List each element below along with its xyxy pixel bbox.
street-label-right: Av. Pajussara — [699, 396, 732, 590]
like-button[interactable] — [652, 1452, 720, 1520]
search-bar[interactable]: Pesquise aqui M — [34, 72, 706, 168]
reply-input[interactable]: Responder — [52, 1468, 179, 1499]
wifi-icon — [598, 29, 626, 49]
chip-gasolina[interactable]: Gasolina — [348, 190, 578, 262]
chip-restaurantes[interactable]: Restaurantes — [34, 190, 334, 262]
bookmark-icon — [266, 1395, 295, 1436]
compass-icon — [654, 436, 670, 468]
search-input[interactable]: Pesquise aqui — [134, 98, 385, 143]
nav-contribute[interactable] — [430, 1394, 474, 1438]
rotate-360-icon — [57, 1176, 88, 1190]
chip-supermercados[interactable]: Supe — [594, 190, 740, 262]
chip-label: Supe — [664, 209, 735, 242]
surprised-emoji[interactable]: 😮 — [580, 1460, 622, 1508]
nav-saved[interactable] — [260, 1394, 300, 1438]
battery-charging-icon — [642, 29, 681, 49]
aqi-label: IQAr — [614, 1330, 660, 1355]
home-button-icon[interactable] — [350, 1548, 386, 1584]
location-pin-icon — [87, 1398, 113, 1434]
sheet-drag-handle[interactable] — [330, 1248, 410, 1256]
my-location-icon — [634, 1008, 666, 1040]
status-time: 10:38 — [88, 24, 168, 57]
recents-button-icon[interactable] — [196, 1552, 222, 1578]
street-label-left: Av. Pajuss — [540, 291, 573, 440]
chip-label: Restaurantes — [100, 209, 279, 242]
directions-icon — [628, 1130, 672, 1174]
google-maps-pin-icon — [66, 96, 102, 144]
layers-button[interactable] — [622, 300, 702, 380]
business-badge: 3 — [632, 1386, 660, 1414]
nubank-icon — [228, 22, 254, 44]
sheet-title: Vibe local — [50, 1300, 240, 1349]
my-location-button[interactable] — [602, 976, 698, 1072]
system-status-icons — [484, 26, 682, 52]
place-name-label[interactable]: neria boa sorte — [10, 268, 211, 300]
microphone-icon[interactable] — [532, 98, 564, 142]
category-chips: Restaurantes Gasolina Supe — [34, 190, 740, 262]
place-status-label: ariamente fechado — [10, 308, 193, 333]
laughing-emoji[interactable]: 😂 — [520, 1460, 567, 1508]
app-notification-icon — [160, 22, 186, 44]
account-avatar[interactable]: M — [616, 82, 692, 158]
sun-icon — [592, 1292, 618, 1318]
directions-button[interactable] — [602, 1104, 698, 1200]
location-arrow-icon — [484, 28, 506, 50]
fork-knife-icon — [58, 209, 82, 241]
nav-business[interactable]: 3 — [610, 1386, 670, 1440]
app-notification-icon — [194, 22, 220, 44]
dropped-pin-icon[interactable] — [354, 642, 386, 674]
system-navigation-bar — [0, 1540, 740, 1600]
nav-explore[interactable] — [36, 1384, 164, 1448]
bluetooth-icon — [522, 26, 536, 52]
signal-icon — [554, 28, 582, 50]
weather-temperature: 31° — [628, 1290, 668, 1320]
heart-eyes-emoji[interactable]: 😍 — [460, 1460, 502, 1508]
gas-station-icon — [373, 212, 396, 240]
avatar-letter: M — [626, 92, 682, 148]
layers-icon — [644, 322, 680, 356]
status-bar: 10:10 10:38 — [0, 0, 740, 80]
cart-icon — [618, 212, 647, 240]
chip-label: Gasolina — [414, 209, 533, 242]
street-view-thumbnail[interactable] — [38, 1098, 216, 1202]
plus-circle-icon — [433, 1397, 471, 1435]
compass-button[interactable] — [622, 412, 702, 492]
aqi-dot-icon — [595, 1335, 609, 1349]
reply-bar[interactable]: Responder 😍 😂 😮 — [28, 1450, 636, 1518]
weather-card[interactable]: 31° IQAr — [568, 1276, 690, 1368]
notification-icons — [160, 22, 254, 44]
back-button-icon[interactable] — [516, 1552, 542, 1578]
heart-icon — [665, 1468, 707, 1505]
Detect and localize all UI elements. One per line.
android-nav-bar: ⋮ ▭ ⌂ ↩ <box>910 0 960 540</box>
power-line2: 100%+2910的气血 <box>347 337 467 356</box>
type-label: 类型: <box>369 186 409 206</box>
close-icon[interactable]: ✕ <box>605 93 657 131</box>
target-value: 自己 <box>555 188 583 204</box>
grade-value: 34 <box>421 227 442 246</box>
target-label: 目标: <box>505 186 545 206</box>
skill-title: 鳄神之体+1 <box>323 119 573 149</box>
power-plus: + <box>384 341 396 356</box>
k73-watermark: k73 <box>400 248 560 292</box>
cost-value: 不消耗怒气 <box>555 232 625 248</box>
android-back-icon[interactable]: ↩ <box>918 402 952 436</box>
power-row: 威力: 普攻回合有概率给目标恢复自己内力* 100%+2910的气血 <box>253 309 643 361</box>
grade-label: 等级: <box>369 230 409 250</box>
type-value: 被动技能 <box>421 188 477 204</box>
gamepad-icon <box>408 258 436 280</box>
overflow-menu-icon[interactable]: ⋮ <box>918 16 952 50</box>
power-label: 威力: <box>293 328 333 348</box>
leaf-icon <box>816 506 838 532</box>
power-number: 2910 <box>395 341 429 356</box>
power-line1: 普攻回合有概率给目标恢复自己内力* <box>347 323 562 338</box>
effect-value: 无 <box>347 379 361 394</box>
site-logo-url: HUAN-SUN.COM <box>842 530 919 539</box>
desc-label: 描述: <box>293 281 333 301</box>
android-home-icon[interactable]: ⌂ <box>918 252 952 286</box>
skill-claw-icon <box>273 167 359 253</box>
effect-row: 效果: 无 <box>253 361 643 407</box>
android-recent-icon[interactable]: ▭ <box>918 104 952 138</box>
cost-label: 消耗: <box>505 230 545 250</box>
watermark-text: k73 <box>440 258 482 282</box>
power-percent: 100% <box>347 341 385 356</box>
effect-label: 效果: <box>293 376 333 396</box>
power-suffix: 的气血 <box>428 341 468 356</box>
..........
Written problem:
Set out every row above as a numbered list, omitting any blank lines.

Task solution:
1. List each element below along with its xyxy pixel bbox.
2. street-label-right: Av. Pajussara — [699, 396, 732, 590]
3. like-button[interactable] — [652, 1452, 720, 1520]
4. search-bar[interactable]: Pesquise aqui M — [34, 72, 706, 168]
5. reply-input[interactable]: Responder — [52, 1468, 179, 1499]
6. wifi-icon — [598, 29, 626, 49]
7. chip-gasolina[interactable]: Gasolina — [348, 190, 578, 262]
8. chip-restaurantes[interactable]: Restaurantes — [34, 190, 334, 262]
9. bookmark-icon — [266, 1395, 295, 1436]
10. compass-icon — [654, 436, 670, 468]
11. search-input[interactable]: Pesquise aqui — [134, 98, 385, 143]
12. nav-contribute[interactable] — [430, 1394, 474, 1438]
13. rotate-360-icon — [57, 1176, 88, 1190]
14. chip-supermercados[interactable]: Supe — [594, 190, 740, 262]
15. chip-label: Supe — [664, 209, 735, 242]
16. surprised-emoji[interactable]: 😮 — [580, 1460, 622, 1508]
17. nav-saved[interactable] — [260, 1394, 300, 1438]
18. battery-charging-icon — [642, 29, 681, 49]
19. aqi-label: IQAr — [614, 1330, 660, 1355]
20. home-button-icon[interactable] — [350, 1548, 386, 1584]
21. location-pin-icon — [87, 1398, 113, 1434]
22. sheet-drag-handle[interactable] — [330, 1248, 410, 1256]
23. my-location-icon — [634, 1008, 666, 1040]
24. status-time: 10:38 — [88, 24, 168, 57]
25. recents-button-icon[interactable] — [196, 1552, 222, 1578]
26. street-label-left: Av. Pajuss — [540, 291, 573, 440]
27. chip-label: Restaurantes — [100, 209, 279, 242]
28. directions-icon — [628, 1130, 672, 1174]
29. google-maps-pin-icon — [66, 96, 102, 144]
30. layers-button[interactable] — [622, 300, 702, 380]
31. business-badge: 3 — [632, 1386, 660, 1414]
32. nubank-icon — [228, 22, 254, 44]
33. sheet-title: Vibe local — [50, 1300, 240, 1349]
34. my-location-button[interactable] — [602, 976, 698, 1072]
35. system-status-icons — [484, 26, 682, 52]
36. place-name-label[interactable]: neria boa sorte — [10, 268, 211, 300]
37. microphone-icon[interactable] — [532, 98, 564, 142]
38. category-chips: Restaurantes Gasolina Supe — [34, 190, 740, 262]
39. place-status-label: ariamente fechado — [10, 308, 193, 333]
40. laughing-emoji[interactable]: 😂 — [520, 1460, 567, 1508]
41. app-notification-icon — [160, 22, 186, 44]
42. account-avatar[interactable]: M — [616, 82, 692, 158]
43. sun-icon — [592, 1292, 618, 1318]
44. directions-button[interactable] — [602, 1104, 698, 1200]
45. location-arrow-icon — [484, 28, 506, 50]
46. fork-knife-icon — [58, 209, 82, 241]
47. nav-business[interactable]: 3 — [610, 1386, 670, 1440]
48. app-notification-icon — [194, 22, 220, 44]
49. dropped-pin-icon[interactable] — [354, 642, 386, 674]
50. system-navigation-bar — [0, 1540, 740, 1600]
51. nav-explore[interactable] — [36, 1384, 164, 1448]
52. bluetooth-icon — [522, 26, 536, 52]
53. signal-icon — [554, 28, 582, 50]
54. weather-temperature: 31° — [628, 1290, 668, 1320]
55. heart-eyes-emoji[interactable]: 😍 — [460, 1460, 502, 1508]
56. gas-station-icon — [373, 212, 396, 240]
57. avatar-letter: M — [626, 92, 682, 148]
58. layers-icon — [644, 322, 680, 356]
59. status-bar: 10:10 10:38 — [0, 0, 740, 80]
60. cart-icon — [618, 212, 647, 240]
61. chip-label: Gasolina — [414, 209, 533, 242]
62. street-view-thumbnail[interactable] — [38, 1098, 216, 1202]
63. plus-circle-icon — [433, 1397, 471, 1435]
64. compass-button[interactable] — [622, 412, 702, 492]
65. aqi-dot-icon — [595, 1335, 609, 1349]
66. reply-bar[interactable]: Responder 😍 😂 😮 — [28, 1450, 636, 1518]
67. weather-card[interactable]: 31° IQAr — [568, 1276, 690, 1368]
68. notification-icons — [160, 22, 254, 44]
69. back-button-icon[interactable] — [516, 1552, 542, 1578]
70. heart-icon — [665, 1468, 707, 1505]
71. Detect and localize all UI elements. One per line.
72. android-nav-bar: ⋮ ▭ ⌂ ↩ <box>910 0 960 540</box>
73. power-line2: 100%+2910的气血 <box>347 337 467 356</box>
74. type-label: 类型: <box>369 186 409 206</box>
75. close-icon[interactable]: ✕ <box>605 93 657 131</box>
76. target-value: 自己 <box>555 188 583 204</box>
77. grade-value: 34 <box>421 227 442 246</box>
78. target-label: 目标: <box>505 186 545 206</box>
79. skill-title: 鳄神之体+1 <box>323 119 573 149</box>
80. power-plus: + <box>384 341 396 356</box>
81. k73-watermark: k73 <box>400 248 560 292</box>
82. cost-value: 不消耗怒气 <box>555 232 625 248</box>
83. android-back-icon[interactable]: ↩ <box>918 402 952 436</box>
84. power-row: 威力: 普攻回合有概率给目标恢复自己内力* 100%+2910的气血 <box>253 309 643 361</box>
85. grade-label: 等级: <box>369 230 409 250</box>
86. type-value: 被动技能 <box>421 188 477 204</box>
87. gamepad-icon <box>408 258 436 280</box>
88. overflow-menu-icon[interactable]: ⋮ <box>918 16 952 50</box>
89. power-label: 威力: <box>293 328 333 348</box>
90. leaf-icon <box>816 506 838 532</box>
91. power-number: 2910 <box>395 341 429 356</box>
92. power-line1: 普攻回合有概率给目标恢复自己内力* <box>347 323 562 338</box>
93. effect-value: 无 <box>347 379 361 394</box>
94. site-logo-url: HUAN-SUN.COM <box>842 530 919 539</box>
95. desc-label: 描述: <box>293 281 333 301</box>
96. android-home-icon[interactable]: ⌂ <box>918 252 952 286</box>
97. skill-claw-icon <box>273 167 359 253</box>
98. effect-row: 效果: 无 <box>253 361 643 407</box>
99. android-recent-icon[interactable]: ▭ <box>918 104 952 138</box>
100. cost-label: 消耗: <box>505 230 545 250</box>
101. watermark-text: k73 <box>440 258 482 282</box>
102. power-percent: 100% <box>347 341 385 356</box>
103. effect-label: 效果: <box>293 376 333 396</box>
104. power-suffix: 的气血 <box>428 341 468 356</box>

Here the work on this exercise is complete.